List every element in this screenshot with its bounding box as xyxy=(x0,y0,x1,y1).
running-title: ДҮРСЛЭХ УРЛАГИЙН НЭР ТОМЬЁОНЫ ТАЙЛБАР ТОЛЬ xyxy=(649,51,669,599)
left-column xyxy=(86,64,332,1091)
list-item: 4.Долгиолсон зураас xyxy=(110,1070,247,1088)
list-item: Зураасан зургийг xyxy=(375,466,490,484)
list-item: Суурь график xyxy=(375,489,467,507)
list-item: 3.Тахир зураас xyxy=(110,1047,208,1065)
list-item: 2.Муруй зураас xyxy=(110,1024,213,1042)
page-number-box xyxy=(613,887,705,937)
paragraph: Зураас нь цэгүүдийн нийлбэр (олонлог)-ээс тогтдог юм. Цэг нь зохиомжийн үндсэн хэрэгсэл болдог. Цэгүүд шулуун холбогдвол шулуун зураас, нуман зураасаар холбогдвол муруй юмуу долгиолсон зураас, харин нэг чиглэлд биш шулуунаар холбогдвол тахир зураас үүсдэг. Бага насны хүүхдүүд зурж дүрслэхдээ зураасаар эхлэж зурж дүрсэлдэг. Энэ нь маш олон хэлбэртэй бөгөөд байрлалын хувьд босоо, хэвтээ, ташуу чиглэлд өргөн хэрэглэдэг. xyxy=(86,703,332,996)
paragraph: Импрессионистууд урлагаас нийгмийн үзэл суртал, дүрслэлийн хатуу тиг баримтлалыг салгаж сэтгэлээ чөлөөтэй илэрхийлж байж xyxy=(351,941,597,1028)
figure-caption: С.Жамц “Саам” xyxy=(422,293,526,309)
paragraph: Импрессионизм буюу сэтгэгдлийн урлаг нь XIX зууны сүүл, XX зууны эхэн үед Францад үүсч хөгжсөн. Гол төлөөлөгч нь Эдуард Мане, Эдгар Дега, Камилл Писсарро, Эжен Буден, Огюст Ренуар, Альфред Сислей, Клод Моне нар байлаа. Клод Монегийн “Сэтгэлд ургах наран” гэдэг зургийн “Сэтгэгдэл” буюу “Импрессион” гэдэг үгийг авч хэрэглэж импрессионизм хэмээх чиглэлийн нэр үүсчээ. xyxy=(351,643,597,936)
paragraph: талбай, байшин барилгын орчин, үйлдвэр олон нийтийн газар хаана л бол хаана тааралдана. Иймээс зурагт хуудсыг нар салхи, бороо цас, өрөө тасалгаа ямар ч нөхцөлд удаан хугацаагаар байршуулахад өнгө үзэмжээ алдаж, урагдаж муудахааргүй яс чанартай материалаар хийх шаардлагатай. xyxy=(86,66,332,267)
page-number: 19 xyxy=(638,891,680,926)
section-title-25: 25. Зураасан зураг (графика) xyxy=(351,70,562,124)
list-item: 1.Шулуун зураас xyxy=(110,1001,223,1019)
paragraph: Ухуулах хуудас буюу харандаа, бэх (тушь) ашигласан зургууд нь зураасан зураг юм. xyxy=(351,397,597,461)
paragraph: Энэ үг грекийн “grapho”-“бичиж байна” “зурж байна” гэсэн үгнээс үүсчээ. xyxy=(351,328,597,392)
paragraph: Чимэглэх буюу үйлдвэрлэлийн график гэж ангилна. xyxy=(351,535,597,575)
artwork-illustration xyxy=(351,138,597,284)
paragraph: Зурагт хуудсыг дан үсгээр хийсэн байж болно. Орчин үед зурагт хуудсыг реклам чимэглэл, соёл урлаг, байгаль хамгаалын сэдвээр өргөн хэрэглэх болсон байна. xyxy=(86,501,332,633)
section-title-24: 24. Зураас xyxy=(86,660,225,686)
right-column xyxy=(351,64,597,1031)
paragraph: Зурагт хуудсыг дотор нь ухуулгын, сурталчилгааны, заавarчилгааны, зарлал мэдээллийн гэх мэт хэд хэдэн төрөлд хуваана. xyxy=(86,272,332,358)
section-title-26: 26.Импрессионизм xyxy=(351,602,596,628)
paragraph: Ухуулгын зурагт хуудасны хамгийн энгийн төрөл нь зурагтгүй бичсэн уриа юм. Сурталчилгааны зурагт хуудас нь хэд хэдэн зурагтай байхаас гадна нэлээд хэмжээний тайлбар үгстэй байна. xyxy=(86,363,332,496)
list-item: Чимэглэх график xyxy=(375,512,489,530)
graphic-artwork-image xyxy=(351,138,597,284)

## Challenge
Reproduce every line of the records above without changing anything.

## Answer below
List every element in this screenshot with its bounding box as xyxy=(x0,y0,x1,y1).
running-title: ДҮРСЛЭХ УРЛАГИЙН НЭР ТОМЬЁОНЫ ТАЙЛБАР ТОЛЬ xyxy=(649,51,669,599)
left-column xyxy=(86,64,332,1091)
list-item: 4.Долгиолсон зураас xyxy=(110,1070,247,1088)
list-item: Зураасан зургийг xyxy=(375,466,490,484)
list-item: Суурь график xyxy=(375,489,467,507)
list-item: 3.Тахир зураас xyxy=(110,1047,208,1065)
list-item: 2.Муруй зураас xyxy=(110,1024,213,1042)
page-number-box xyxy=(613,887,705,937)
paragraph: Зураас нь цэгүүдийн нийлбэр (олонлог)-ээс тогтдог юм. Цэг нь зохиомжийн үндсэн хэрэгсэл болдог. Цэгүүд шулуун холбогдвол шулуун зураас, нуман зураасаар холбогдвол муруй юмуу долгиолсон зураас, харин нэг чиглэлд биш шулуунаар холбогдвол тахир зураас үүсдэг. Бага насны хүүхдүүд зурж дүрслэхдээ зураасаар эхлэж зурж дүрсэлдэг. Энэ нь маш олон хэлбэртэй бөгөөд байрлалын хувьд босоо, хэвтээ, ташуу чиглэлд өргөн хэрэглэдэг. xyxy=(86,703,332,996)
paragraph: Импрессионистууд урлагаас нийгмийн үзэл суртал, дүрслэлийн хатуу тиг баримтлалыг салгаж сэтгэлээ чөлөөтэй илэрхийлж байж xyxy=(351,941,597,1028)
figure-caption: С.Жамц “Саам” xyxy=(422,293,526,309)
paragraph: Импрессионизм буюу сэтгэгдлийн урлаг нь XIX зууны сүүл, XX зууны эхэн үед Францад үүсч хөгжсөн. Гол төлөөлөгч нь Эдуард Мане, Эдгар Дега, Камилл Писсарро, Эжен Буден, Огюст Ренуар, Альфред Сислей, Клод Моне нар байлаа. Клод Монегийн “Сэтгэлд ургах наран” гэдэг зургийн “Сэтгэгдэл” буюу “Импрессион” гэдэг үгийг авч хэрэглэж импрессионизм хэмээх чиглэлийн нэр үүсчээ. xyxy=(351,643,597,936)
paragraph: талбай, байшин барилгын орчин, үйлдвэр олон нийтийн газар хаана л бол хаана тааралдана. Иймээс зурагт хуудсыг нар салхи, бороо цас, өрөө тасалгаа ямар ч нөхцөлд удаан хугацаагаар байршуулахад өнгө үзэмжээ алдаж, урагдаж муудахааргүй яс чанартай материалаар хийх шаардлагатай. xyxy=(86,66,332,267)
page-number: 19 xyxy=(638,891,680,926)
section-title-25: 25. Зураасан зураг (графика) xyxy=(351,70,562,124)
list-item: 1.Шулуун зураас xyxy=(110,1001,223,1019)
paragraph: Ухуулах хуудас буюу харандаа, бэх (тушь) ашигласан зургууд нь зураасан зураг юм. xyxy=(351,397,597,461)
paragraph: Энэ үг грекийн “grapho”-“бичиж байна” “зурж байна” гэсэн үгнээс үүсчээ. xyxy=(351,328,597,392)
paragraph: Чимэглэх буюу үйлдвэрлэлийн график гэж ангилна. xyxy=(351,535,597,575)
artwork-illustration xyxy=(351,138,597,284)
paragraph: Зурагт хуудсыг дан үсгээр хийсэн байж болно. Орчин үед зурагт хуудсыг реклам чимэглэл, соёл урлаг, байгаль хамгаалын сэдвээр өргөн хэрэглэх болсон байна. xyxy=(86,501,332,633)
section-title-24: 24. Зураас xyxy=(86,660,225,686)
right-column xyxy=(351,64,597,1031)
paragraph: Зурагт хуудсыг дотор нь ухуулгын, сурталчилгааны, заавarчилгааны, зарлал мэдээллийн гэх мэт хэд хэдэн төрөлд хуваана. xyxy=(86,272,332,358)
section-title-26: 26.Импрессионизм xyxy=(351,602,596,628)
paragraph: Ухуулгын зурагт хуудасны хамгийн энгийн төрөл нь зурагтгүй бичсэн уриа юм. Сурталчилгааны зурагт хуудас нь хэд хэдэн зурагтай байхаас гадна нэлээд хэмжээний тайлбар үгстэй байна. xyxy=(86,363,332,496)
list-item: Чимэглэх график xyxy=(375,512,489,530)
graphic-artwork-image xyxy=(351,138,597,284)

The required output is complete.